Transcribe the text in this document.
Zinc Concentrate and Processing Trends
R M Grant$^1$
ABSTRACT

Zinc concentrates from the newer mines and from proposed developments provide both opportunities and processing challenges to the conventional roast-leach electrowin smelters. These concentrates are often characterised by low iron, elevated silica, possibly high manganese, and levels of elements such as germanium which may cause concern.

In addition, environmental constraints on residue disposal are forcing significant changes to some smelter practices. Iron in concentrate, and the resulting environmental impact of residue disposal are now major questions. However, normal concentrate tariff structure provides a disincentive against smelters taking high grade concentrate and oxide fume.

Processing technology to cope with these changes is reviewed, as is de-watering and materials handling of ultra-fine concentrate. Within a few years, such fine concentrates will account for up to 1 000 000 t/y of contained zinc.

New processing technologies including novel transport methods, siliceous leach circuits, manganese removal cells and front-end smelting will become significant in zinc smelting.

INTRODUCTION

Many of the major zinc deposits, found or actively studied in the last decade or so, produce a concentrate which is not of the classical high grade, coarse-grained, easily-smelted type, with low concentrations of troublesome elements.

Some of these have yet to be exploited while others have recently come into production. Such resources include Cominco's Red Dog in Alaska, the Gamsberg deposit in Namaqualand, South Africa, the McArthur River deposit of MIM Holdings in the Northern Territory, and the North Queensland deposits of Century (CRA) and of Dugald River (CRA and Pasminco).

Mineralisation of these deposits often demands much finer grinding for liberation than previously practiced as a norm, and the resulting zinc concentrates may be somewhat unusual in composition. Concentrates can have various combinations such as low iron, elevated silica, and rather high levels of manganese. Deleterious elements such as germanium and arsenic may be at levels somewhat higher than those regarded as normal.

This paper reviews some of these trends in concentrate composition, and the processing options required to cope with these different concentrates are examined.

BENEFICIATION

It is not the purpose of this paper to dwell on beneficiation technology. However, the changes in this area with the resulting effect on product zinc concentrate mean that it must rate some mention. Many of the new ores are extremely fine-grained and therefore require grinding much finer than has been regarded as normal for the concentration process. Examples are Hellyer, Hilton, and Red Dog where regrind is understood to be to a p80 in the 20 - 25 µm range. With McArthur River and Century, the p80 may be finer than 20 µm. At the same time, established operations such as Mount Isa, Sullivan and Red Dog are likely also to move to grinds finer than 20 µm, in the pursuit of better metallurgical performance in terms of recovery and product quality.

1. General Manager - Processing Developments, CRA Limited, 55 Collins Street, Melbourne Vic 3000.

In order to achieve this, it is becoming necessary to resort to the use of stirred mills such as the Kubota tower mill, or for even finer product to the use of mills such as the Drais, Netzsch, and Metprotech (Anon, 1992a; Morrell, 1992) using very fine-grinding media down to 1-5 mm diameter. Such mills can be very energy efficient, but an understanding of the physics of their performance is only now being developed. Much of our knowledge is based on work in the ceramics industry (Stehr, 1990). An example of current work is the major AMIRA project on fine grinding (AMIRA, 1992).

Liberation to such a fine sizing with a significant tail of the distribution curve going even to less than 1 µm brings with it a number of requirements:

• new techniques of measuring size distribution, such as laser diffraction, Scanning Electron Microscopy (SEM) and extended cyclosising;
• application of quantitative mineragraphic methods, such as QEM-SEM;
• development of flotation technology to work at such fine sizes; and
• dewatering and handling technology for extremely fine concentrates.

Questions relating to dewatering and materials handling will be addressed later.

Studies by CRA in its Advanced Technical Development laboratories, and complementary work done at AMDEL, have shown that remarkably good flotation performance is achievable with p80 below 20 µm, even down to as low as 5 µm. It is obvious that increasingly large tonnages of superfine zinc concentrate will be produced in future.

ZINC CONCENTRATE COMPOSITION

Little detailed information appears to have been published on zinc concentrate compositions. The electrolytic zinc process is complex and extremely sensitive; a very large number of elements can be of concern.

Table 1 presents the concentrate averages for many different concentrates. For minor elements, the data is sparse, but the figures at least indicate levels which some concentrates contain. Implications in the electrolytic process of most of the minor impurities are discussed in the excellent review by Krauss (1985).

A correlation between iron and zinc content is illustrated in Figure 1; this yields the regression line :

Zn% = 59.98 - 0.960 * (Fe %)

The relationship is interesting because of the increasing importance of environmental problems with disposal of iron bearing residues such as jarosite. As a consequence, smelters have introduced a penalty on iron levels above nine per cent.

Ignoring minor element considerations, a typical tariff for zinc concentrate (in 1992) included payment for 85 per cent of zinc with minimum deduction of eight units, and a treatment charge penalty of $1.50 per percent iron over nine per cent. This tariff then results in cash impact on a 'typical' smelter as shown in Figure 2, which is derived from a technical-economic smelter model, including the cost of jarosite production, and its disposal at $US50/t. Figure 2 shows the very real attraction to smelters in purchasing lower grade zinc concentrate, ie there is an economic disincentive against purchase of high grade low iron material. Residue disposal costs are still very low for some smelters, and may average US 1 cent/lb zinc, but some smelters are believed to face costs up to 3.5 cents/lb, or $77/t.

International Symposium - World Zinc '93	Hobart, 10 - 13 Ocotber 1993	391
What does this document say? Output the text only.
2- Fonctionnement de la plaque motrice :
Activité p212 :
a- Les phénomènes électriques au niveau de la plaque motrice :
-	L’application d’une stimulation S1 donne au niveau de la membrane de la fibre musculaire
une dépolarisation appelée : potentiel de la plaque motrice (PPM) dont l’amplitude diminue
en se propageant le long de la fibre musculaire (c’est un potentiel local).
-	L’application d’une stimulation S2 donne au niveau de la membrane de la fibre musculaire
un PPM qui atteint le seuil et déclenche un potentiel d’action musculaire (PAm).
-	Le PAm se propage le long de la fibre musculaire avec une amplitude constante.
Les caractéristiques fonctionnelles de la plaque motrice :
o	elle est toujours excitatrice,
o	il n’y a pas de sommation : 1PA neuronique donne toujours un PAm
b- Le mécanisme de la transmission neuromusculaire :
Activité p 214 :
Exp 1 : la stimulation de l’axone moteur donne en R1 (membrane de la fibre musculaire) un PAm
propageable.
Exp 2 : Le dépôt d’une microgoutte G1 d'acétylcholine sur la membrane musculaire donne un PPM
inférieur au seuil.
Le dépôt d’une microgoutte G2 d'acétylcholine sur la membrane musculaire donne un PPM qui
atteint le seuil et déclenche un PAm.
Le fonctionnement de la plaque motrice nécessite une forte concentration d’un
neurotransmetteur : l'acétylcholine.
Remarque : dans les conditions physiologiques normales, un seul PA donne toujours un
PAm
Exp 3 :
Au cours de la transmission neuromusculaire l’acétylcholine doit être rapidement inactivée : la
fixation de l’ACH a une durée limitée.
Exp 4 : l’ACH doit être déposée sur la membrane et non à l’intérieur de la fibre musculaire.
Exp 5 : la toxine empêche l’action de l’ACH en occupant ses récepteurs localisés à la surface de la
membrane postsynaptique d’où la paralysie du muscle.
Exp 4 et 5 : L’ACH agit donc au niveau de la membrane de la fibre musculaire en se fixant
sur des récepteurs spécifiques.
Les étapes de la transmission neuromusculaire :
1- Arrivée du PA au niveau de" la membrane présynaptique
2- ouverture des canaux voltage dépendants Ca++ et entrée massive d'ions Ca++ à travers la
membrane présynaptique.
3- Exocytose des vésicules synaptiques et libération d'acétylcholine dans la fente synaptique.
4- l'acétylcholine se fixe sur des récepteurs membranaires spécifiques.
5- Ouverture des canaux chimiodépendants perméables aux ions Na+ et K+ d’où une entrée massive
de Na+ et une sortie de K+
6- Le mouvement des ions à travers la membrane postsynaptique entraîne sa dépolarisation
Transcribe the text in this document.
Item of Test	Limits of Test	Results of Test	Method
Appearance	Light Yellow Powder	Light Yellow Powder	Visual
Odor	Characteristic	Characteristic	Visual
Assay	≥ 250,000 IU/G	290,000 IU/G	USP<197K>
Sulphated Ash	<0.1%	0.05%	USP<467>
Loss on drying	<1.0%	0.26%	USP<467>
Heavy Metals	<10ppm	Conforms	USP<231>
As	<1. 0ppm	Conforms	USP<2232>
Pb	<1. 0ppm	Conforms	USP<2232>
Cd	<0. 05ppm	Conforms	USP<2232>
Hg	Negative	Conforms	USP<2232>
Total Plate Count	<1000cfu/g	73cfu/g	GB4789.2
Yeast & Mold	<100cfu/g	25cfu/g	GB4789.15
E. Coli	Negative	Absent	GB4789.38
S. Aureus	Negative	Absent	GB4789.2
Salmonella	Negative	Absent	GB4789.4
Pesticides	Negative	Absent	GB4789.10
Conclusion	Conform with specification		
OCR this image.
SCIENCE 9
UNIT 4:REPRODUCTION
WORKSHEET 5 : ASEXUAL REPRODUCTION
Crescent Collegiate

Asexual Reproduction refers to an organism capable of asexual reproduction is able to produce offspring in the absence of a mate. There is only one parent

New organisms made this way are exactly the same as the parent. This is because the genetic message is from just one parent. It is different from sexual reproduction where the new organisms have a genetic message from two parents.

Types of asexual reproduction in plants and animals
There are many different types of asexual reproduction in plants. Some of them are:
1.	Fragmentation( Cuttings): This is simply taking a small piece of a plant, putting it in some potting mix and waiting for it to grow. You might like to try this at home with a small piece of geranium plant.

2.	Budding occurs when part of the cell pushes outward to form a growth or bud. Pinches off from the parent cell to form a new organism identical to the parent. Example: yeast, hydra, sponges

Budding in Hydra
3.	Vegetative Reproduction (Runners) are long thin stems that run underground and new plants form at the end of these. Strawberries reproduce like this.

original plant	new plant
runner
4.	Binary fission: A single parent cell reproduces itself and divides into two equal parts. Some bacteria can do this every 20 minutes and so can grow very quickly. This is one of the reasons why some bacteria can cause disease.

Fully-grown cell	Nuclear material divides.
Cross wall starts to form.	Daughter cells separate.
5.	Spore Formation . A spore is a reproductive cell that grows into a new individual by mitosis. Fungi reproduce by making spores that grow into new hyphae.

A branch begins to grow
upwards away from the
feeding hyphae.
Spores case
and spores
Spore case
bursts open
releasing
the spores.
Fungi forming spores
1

========

=== What this task involves ===
For the word "spécifiques", count the lines of the listing above that hold it; the number alone is the answer.

=== Expected output ===
2